RECORDS SUPPLIED:
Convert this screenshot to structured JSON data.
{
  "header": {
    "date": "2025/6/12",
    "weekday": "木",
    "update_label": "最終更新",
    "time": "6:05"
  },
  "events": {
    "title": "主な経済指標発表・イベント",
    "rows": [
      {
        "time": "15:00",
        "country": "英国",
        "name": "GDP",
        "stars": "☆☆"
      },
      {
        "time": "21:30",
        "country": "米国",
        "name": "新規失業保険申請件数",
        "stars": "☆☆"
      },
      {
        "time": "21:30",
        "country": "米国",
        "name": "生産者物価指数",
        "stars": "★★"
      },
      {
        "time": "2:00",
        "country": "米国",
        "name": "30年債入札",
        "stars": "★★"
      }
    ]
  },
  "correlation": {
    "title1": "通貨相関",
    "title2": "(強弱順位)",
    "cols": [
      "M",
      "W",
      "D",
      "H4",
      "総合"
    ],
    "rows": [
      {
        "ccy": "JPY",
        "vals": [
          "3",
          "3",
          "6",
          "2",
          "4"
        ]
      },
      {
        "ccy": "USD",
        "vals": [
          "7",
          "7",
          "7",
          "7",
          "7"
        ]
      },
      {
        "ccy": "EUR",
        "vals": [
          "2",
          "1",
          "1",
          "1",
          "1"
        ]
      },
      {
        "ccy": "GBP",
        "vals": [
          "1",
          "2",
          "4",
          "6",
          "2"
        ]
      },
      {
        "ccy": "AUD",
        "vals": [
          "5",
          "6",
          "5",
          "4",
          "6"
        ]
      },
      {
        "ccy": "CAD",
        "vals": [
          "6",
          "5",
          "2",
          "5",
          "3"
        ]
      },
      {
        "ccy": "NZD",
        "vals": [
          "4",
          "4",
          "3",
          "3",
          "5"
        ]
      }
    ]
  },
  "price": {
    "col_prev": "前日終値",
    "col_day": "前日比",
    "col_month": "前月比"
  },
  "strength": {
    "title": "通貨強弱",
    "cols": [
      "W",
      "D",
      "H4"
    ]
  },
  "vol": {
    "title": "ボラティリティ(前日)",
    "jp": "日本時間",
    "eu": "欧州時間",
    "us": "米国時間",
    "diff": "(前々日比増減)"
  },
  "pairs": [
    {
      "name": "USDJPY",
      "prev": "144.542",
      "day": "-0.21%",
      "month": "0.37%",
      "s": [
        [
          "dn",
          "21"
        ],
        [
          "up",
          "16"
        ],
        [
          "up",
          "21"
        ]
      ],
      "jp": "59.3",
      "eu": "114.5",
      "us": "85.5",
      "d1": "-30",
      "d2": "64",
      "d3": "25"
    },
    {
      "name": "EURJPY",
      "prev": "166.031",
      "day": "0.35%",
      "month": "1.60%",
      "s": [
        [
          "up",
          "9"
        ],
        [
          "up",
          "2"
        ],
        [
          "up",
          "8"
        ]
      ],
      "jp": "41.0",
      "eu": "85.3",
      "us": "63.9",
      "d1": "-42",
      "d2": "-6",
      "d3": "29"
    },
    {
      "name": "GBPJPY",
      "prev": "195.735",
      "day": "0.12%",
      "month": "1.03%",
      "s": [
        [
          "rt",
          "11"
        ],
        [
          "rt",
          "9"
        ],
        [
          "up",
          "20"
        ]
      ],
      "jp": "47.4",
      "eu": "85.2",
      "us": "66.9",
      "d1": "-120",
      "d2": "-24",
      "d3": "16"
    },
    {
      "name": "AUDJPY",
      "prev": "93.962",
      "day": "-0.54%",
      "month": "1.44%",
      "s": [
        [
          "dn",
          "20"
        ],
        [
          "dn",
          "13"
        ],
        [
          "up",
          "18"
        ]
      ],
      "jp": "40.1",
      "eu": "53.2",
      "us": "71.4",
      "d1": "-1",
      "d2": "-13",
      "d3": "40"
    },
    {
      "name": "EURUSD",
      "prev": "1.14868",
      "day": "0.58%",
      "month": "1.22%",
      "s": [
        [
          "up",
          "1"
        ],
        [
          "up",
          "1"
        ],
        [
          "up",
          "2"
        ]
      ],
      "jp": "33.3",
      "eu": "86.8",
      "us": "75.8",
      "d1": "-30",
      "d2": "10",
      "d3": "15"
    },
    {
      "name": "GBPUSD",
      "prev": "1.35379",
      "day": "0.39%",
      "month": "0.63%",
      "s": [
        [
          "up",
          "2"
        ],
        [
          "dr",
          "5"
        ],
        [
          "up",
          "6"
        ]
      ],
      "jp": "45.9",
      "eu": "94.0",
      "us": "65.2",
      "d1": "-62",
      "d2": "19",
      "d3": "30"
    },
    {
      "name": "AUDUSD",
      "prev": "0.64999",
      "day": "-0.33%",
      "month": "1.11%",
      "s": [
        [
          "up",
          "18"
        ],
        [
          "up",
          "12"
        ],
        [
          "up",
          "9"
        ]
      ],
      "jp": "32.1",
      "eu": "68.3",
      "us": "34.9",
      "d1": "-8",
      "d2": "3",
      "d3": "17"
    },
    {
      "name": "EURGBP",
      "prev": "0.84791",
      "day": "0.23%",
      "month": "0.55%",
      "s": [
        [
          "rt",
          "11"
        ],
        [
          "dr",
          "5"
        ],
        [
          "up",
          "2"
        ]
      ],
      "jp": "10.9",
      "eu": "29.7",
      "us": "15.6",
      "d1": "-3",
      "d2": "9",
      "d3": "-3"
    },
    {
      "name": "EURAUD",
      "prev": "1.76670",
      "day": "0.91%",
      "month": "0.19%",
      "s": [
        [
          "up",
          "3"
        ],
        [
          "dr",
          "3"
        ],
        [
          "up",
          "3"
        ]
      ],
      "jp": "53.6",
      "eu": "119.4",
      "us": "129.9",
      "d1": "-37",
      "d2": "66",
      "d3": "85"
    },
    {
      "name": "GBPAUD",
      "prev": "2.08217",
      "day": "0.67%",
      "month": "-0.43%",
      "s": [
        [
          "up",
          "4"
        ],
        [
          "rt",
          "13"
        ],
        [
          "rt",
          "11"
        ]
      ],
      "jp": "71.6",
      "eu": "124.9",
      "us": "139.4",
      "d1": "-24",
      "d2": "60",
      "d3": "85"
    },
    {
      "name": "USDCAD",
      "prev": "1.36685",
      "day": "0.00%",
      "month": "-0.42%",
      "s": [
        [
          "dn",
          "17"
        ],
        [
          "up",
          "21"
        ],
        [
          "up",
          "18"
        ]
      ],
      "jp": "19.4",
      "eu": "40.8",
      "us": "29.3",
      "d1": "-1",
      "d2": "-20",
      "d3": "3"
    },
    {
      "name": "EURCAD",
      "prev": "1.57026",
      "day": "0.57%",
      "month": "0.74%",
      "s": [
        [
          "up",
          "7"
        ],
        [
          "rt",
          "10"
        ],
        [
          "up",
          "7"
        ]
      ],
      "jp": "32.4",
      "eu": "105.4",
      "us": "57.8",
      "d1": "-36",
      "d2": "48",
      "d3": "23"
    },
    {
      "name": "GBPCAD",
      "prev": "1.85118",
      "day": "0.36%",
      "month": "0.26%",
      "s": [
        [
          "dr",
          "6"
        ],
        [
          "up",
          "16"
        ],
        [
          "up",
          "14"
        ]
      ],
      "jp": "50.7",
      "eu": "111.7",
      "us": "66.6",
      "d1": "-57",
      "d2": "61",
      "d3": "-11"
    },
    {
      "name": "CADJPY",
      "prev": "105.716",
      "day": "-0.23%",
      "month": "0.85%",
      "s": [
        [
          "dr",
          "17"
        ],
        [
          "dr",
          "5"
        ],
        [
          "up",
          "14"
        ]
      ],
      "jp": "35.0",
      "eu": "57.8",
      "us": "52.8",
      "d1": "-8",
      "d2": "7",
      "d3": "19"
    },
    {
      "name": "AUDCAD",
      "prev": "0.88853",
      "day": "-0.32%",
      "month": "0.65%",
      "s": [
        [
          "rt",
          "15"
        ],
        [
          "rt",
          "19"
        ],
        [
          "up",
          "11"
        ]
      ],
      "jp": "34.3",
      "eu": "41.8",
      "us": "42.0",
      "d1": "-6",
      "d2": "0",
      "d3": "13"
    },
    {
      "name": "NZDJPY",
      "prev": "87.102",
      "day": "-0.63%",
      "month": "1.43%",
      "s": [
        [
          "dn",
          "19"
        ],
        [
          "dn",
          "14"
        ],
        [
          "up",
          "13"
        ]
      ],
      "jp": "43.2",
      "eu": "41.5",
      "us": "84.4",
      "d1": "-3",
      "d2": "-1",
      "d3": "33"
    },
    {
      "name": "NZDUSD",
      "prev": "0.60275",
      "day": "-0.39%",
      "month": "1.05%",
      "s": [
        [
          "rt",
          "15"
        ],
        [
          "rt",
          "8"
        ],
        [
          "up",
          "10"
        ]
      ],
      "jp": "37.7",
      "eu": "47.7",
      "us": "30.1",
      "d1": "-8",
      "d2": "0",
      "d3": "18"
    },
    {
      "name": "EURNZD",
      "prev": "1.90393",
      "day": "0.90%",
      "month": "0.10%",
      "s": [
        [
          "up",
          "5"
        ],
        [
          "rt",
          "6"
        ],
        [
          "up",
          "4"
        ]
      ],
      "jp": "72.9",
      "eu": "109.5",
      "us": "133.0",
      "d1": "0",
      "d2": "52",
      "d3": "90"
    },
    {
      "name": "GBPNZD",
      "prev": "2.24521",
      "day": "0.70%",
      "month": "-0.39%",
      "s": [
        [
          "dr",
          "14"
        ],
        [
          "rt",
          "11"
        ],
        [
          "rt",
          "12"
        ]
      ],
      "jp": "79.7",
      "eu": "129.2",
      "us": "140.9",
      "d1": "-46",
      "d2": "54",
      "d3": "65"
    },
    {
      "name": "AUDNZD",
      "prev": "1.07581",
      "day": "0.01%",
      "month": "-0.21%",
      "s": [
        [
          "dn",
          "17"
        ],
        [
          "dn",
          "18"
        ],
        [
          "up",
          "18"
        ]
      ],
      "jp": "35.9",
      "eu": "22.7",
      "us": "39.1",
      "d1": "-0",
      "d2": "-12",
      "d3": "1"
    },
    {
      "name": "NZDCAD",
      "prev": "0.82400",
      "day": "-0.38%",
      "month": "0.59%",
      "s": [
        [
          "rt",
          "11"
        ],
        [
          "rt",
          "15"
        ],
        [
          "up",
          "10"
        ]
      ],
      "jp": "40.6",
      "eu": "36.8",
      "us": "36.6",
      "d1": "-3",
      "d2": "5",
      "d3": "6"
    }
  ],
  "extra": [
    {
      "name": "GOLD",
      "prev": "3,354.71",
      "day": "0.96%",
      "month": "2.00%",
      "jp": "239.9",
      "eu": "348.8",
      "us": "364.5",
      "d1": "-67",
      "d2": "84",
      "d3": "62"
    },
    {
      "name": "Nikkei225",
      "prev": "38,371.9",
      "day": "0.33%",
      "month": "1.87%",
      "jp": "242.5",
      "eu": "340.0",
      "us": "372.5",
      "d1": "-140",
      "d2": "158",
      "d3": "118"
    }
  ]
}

EXERCISE:
Report the count of lines in the entries that contain the string "time", and nothing besides it.

ANSWER:
5